+++ THE INPUT

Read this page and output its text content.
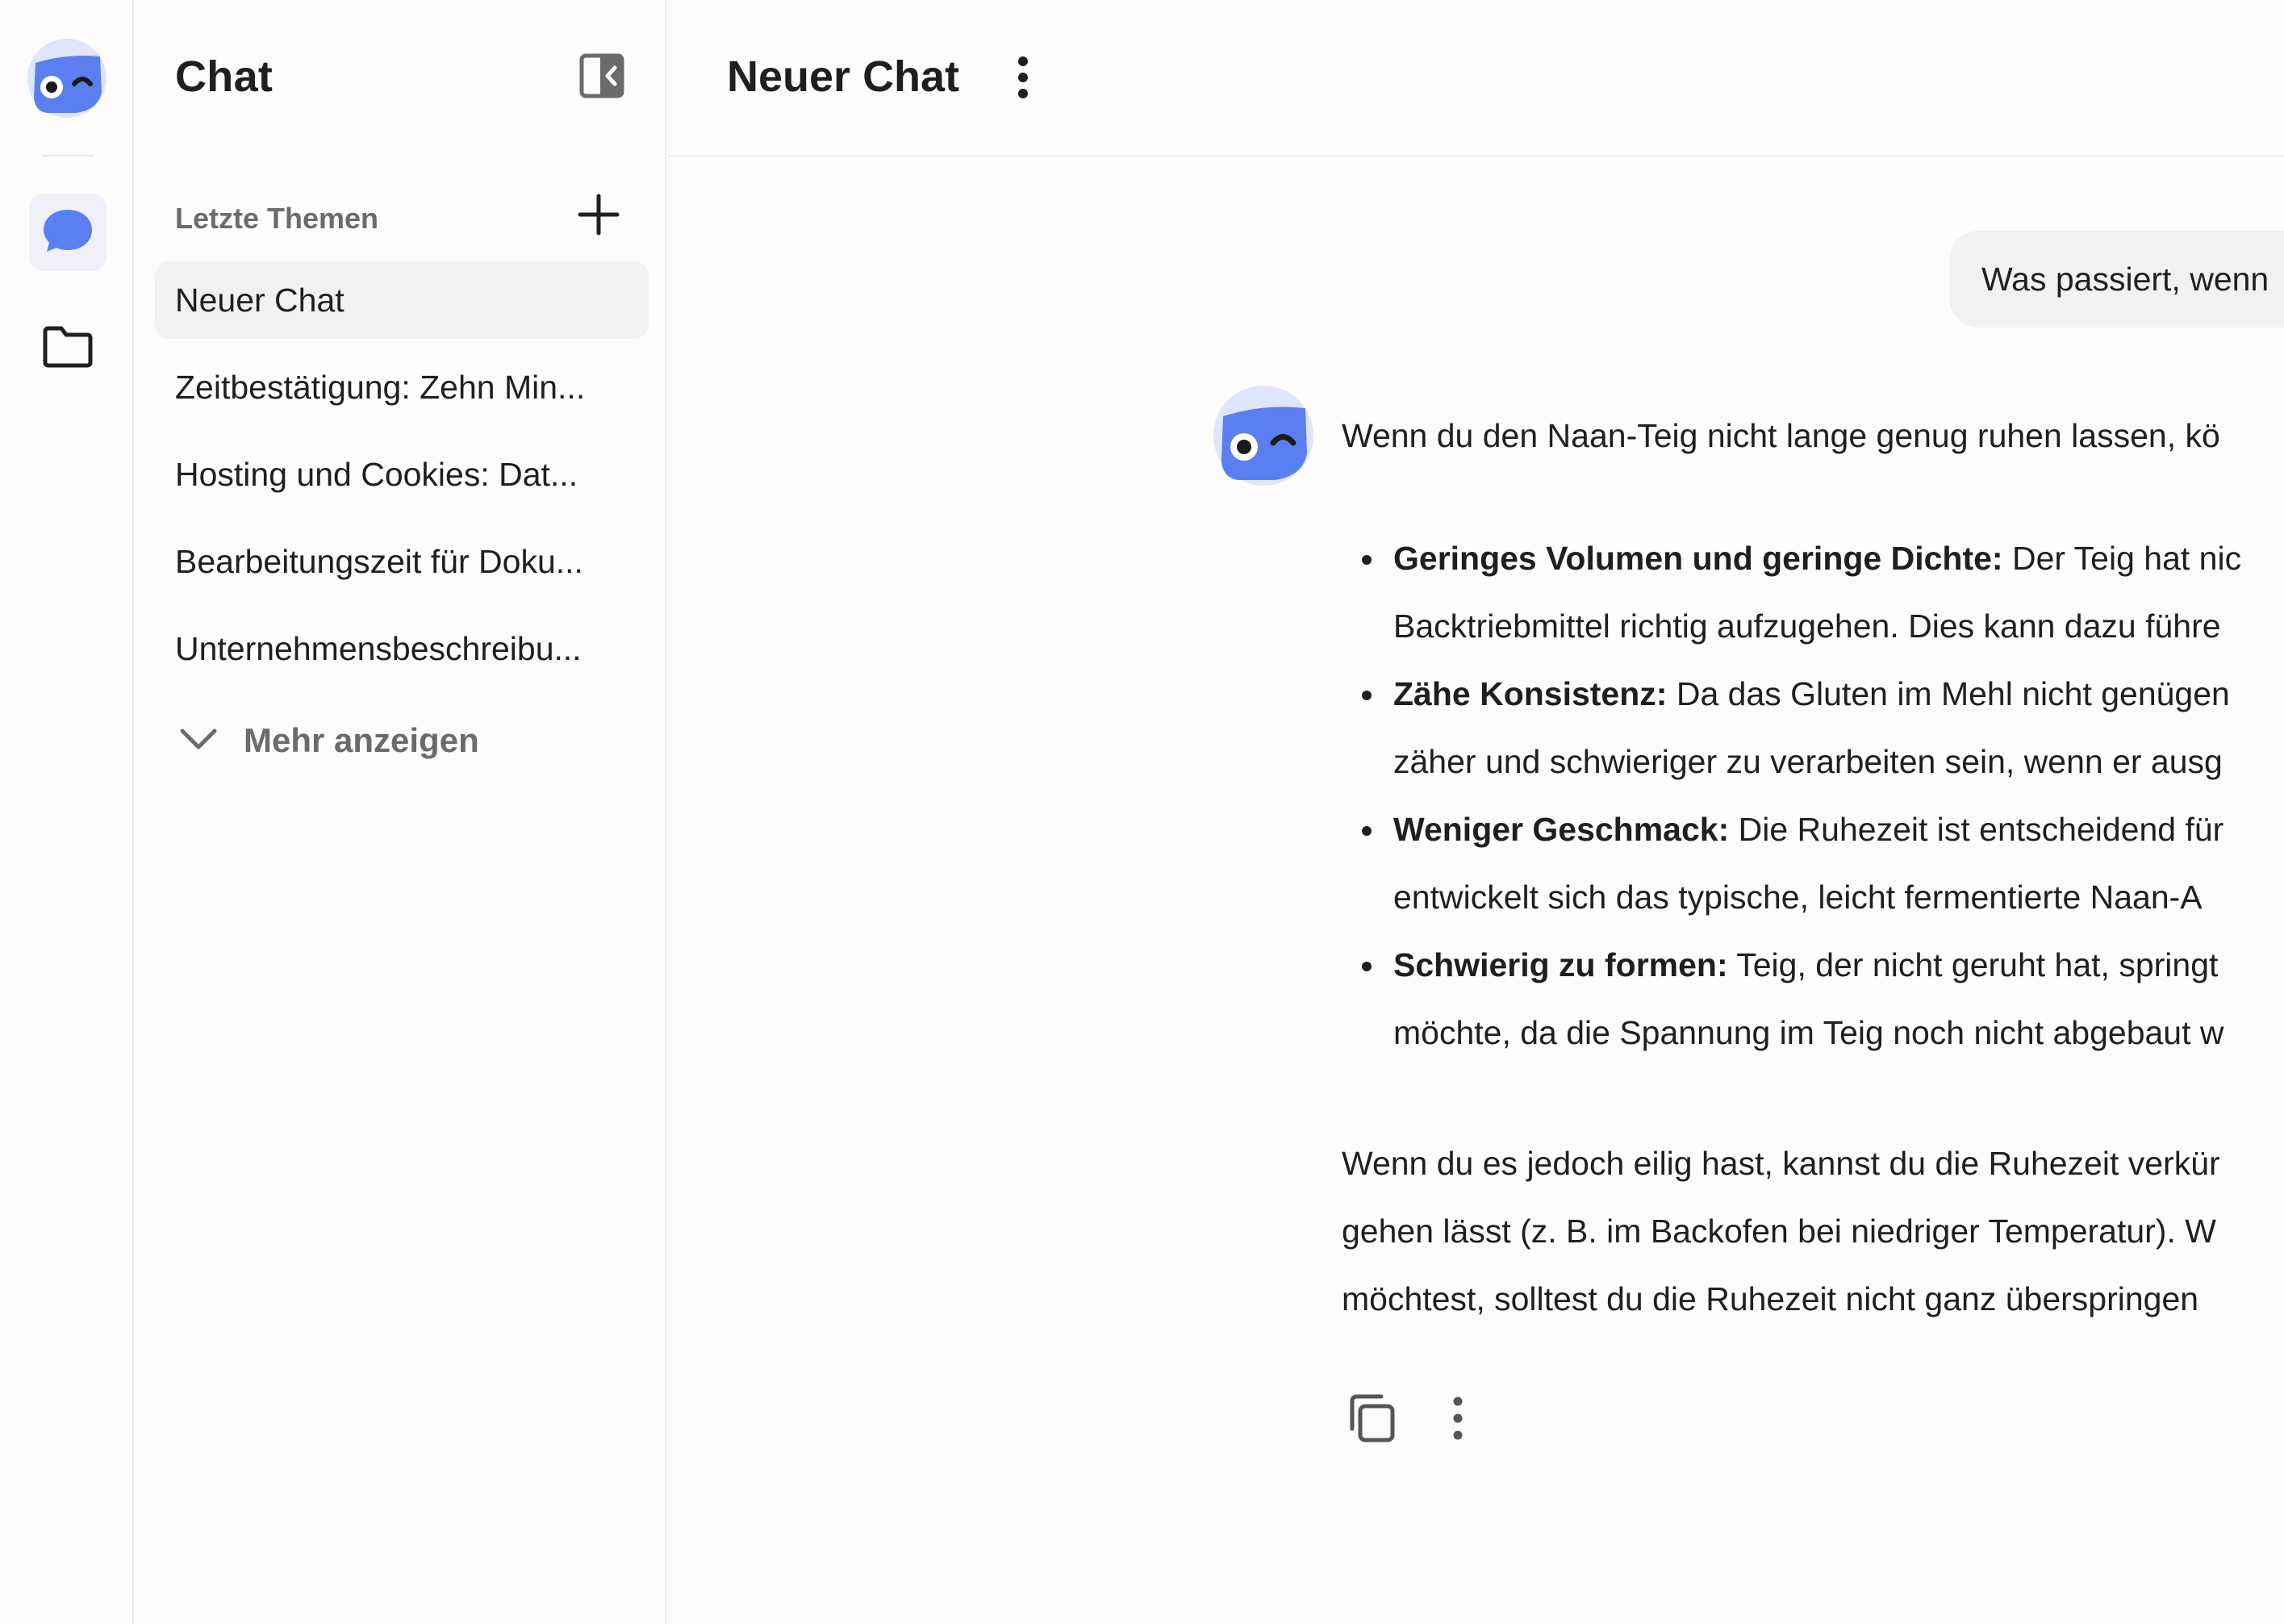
Chat
Letzte Themen
Neuer Chat
Zeitbestätigung: Zehn Min...
Hosting und Cookies: Dat...
Bearbeitungszeit für Doku...
Unternehmensbeschreibu...
Mehr anzeigen
Neuer Chat
Was passiert, wenn

Wenn du den Naan-Teig nicht lange genug ruhen lassen, kö

Geringes Volumen und geringe Dichte: Der Teig hat nic
Backtriebmittel richtig aufzugehen. Dies kann dazu führe
Zähe Konsistenz: Da das Gluten im Mehl nicht genügen
zäher und schwieriger zu verarbeiten sein, wenn er ausg
Weniger Geschmack: Die Ruhezeit ist entscheidend für
entwickelt sich das typische, leicht fermentierte Naan-A
Schwierig zu formen: Teig, der nicht geruht hat, springt
möchte, da die Spannung im Teig noch nicht abgebaut w

Wenn du es jedoch eilig hast, kannst du die Ruhezeit verkür

gehen lässt (z. B. im Backofen bei niedriger Temperatur). W

möchtest, solltest du die Ruhezeit nicht ganz überspringen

++++++

▶ _TO BE DONE_:
Repeat each entry above word for word, leaving every picture out.

▶ _REPLY_:
Read this page and output its text content.
Chat
Letzte Themen
Neuer Chat
Zeitbestätigung: Zehn Min...
Hosting und Cookies: Dat...
Bearbeitungszeit für Doku...
Unternehmensbeschreibu...
Mehr anzeigen
Neuer Chat
Was passiert, wenn

Wenn du den Naan-Teig nicht lange genug ruhen lassen, kö

Geringes Volumen und geringe Dichte: Der Teig hat nic
Backtriebmittel richtig aufzugehen. Dies kann dazu führe
Zähe Konsistenz: Da das Gluten im Mehl nicht genügen
zäher und schwieriger zu verarbeiten sein, wenn er ausg
Weniger Geschmack: Die Ruhezeit ist entscheidend für
entwickelt sich das typische, leicht fermentierte Naan-A
Schwierig zu formen: Teig, der nicht geruht hat, springt
möchte, da die Spannung im Teig noch nicht abgebaut w

Wenn du es jedoch eilig hast, kannst du die Ruhezeit verkür

gehen lässt (z. B. im Backofen bei niedriger Temperatur). W

möchtest, solltest du die Ruhezeit nicht ganz überspringen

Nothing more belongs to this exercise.